RECORDED INFORMATION:

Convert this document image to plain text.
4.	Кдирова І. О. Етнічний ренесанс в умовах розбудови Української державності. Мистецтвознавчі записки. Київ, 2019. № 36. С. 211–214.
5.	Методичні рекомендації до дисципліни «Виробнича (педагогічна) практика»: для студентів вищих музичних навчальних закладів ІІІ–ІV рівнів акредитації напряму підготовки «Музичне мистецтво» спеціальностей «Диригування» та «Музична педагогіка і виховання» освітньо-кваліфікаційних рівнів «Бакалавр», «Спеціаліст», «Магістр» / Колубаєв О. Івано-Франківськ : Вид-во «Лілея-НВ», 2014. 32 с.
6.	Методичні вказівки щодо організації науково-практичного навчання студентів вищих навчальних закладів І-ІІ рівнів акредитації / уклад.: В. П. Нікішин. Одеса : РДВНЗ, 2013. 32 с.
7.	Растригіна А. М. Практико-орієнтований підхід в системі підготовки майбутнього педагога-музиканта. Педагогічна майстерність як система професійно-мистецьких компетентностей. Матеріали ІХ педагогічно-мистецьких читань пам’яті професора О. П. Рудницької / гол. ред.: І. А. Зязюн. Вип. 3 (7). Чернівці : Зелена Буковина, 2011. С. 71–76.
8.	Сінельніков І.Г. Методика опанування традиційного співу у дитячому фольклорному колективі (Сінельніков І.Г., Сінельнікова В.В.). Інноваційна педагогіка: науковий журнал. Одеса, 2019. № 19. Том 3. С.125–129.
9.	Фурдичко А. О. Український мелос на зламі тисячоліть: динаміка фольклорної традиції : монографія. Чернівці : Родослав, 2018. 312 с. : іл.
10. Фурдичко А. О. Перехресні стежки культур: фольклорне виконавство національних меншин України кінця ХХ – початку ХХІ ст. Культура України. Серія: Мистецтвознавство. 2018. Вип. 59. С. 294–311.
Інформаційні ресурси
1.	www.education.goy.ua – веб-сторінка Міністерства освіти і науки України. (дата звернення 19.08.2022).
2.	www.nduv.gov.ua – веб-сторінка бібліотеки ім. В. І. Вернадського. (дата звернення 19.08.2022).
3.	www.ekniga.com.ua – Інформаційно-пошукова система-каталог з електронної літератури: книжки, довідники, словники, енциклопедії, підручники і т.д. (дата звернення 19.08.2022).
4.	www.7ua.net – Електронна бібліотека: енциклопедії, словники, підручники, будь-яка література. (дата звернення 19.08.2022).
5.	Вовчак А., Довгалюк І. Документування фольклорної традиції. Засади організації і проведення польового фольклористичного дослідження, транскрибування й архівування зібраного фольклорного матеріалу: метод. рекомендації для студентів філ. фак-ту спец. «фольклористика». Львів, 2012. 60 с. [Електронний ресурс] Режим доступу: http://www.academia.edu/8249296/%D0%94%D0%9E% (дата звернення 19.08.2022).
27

TASK PROMPT: List each line of the records that holds the string "звернення".

EXERCISE OUTPUT:
1.	www.education.goy.ua – веб-сторінка Міністерства освіти і науки України. (дата звернення 19.08.2022).
2.	www.nduv.gov.ua – веб-сторінка бібліотеки ім. В. І. Вернадського. (дата звернення 19.08.2022).
3.	www.ekniga.com.ua – Інформаційно-пошукова система-каталог з електронної літератури: книжки, довідники, словники, енциклопедії, підручники і т.д. (дата звернення 19.08.2022).
4.	www.7ua.net – Електронна бібліотека: енциклопедії, словники, підручники, будь-яка література. (дата звернення 19.08.2022).
5.	Вовчак А., Довгалюк І. Документування фольклорної традиції. Засади організації і проведення польового фольклористичного дослідження, транскрибування й архівування зібраного фольклорного матеріалу: метод. рекомендації для студентів філ. фак-ту спец. «фольклористика». Львів, 2012. 60 с. [Електронний ресурс] Режим доступу: http://www.academia.edu/8249296/%D0%94%D0%9E% (дата звернення 19.08.2022).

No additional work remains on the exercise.